(WHAT YOU NEED TO DO) Find every line in the records below that holds the word "true", and copy each one.

(Source data)
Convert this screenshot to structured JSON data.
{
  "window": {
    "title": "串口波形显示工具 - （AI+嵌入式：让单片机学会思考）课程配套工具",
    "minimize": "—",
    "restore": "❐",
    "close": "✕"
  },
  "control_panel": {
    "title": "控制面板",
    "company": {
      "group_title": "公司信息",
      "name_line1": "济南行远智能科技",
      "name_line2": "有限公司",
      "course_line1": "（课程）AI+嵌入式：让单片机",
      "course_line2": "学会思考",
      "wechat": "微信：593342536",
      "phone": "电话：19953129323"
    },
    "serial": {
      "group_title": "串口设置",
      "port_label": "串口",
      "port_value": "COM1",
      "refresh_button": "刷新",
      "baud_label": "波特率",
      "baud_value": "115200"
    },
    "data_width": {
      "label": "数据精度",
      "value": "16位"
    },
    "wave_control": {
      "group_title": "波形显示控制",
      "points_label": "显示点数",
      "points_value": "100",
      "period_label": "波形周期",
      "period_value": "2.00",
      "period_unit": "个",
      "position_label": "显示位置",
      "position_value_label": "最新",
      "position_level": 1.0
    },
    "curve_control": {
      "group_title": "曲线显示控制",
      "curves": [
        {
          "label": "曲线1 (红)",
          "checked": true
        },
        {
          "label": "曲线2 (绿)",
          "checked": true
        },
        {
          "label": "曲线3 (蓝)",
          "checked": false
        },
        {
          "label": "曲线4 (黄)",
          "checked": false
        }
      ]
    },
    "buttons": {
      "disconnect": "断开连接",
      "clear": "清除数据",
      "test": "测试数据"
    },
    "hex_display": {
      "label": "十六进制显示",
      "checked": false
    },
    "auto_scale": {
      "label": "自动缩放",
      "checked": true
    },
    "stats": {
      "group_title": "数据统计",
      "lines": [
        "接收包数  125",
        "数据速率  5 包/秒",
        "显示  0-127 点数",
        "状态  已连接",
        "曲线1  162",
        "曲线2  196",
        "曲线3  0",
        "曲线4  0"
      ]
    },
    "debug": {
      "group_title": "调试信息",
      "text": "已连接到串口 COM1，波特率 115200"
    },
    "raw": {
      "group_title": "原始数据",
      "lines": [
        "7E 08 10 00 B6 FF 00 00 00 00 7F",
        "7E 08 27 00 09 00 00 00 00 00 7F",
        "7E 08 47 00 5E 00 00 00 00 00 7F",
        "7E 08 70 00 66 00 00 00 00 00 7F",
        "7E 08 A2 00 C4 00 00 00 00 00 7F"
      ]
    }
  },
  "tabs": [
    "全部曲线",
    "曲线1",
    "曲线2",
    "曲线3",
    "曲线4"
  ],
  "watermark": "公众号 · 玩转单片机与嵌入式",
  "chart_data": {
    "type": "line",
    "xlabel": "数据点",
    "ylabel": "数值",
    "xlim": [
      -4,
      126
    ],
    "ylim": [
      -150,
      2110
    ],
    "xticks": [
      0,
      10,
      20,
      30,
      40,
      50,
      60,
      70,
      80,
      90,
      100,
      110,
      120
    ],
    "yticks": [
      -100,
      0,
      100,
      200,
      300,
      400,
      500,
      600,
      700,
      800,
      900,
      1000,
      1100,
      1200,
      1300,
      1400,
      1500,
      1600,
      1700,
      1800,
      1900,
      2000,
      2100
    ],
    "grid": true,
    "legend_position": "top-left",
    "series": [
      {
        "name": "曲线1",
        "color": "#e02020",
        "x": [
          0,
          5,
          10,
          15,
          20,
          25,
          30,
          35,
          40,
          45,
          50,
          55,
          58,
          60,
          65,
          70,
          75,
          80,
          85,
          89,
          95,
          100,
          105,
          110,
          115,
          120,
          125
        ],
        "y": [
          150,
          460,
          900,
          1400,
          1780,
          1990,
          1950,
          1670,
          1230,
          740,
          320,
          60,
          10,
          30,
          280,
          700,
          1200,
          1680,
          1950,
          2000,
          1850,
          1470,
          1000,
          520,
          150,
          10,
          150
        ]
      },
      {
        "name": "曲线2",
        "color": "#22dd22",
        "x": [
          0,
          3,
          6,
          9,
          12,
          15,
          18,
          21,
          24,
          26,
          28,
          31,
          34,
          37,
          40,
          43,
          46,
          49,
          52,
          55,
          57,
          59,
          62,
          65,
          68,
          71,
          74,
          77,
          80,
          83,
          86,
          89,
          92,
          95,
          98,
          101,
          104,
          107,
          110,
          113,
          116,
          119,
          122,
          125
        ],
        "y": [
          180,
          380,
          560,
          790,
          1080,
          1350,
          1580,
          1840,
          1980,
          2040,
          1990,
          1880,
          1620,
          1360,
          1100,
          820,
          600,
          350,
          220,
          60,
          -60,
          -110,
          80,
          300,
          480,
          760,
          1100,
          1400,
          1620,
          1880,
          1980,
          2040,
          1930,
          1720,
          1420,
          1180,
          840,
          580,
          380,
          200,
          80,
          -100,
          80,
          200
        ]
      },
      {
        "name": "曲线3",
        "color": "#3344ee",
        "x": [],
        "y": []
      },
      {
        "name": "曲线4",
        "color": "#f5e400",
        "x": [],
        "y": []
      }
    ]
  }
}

(TASK OUTPUT)
          "checked": true
          "checked": true
      "checked": true
    "grid": true,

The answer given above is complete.